(begin)

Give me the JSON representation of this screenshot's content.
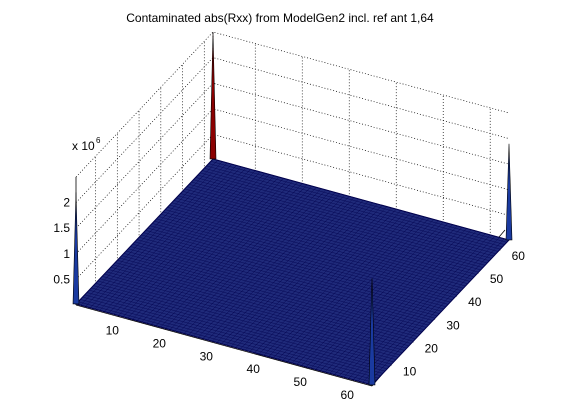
{
  "chart_data": {
    "type": "surface3d",
    "title": "Contaminated abs(Rxx) from ModelGen2 incl. ref ant 1,64",
    "z_exponent_label": "x 10",
    "z_exponent_power": "6",
    "x_ticks": [
      "10",
      "20",
      "30",
      "40",
      "50",
      "60"
    ],
    "y_ticks": [
      "10",
      "20",
      "30",
      "40",
      "50",
      "60"
    ],
    "z_ticks": [
      "0.5",
      "1",
      "1.5",
      "2"
    ],
    "x_range": [
      1,
      64
    ],
    "y_range": [
      1,
      64
    ],
    "z_range": [
      0,
      2.5
    ],
    "grid": true,
    "surface_color": "#1f2a7a",
    "edge_color": "#00004d",
    "peak_color": "#8b0000",
    "peaks": [
      {
        "x": 1,
        "y": 1,
        "z": 2.2,
        "color": "#1a3aa0"
      },
      {
        "x": 1,
        "y": 64,
        "z": 2.5,
        "color": "#8b0000"
      },
      {
        "x": 64,
        "y": 1,
        "z": 2.1,
        "color": "#1a3aa0"
      },
      {
        "x": 64,
        "y": 64,
        "z": 1.9,
        "color": "#1a3aa0"
      }
    ]
  }
}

(end)

Print out the lines exactly, skipping any picture.

**Written answer**
Give me the JSON representation of this screenshot's content.
{
  "chart_data": {
    "type": "surface3d",
    "title": "Contaminated abs(Rxx) from ModelGen2 incl. ref ant 1,64",
    "z_exponent_label": "x 10",
    "z_exponent_power": "6",
    "x_ticks": [
      "10",
      "20",
      "30",
      "40",
      "50",
      "60"
    ],
    "y_ticks": [
      "10",
      "20",
      "30",
      "40",
      "50",
      "60"
    ],
    "z_ticks": [
      "0.5",
      "1",
      "1.5",
      "2"
    ],
    "x_range": [
      1,
      64
    ],
    "y_range": [
      1,
      64
    ],
    "z_range": [
      0,
      2.5
    ],
    "grid": true,
    "surface_color": "#1f2a7a",
    "edge_color": "#00004d",
    "peak_color": "#8b0000",
    "peaks": [
      {
        "x": 1,
        "y": 1,
        "z": 2.2,
        "color": "#1a3aa0"
      },
      {
        "x": 1,
        "y": 64,
        "z": 2.5,
        "color": "#8b0000"
      },
      {
        "x": 64,
        "y": 1,
        "z": 2.1,
        "color": "#1a3aa0"
      },
      {
        "x": 64,
        "y": 64,
        "z": 1.9,
        "color": "#1a3aa0"
      }
    ]
  }
}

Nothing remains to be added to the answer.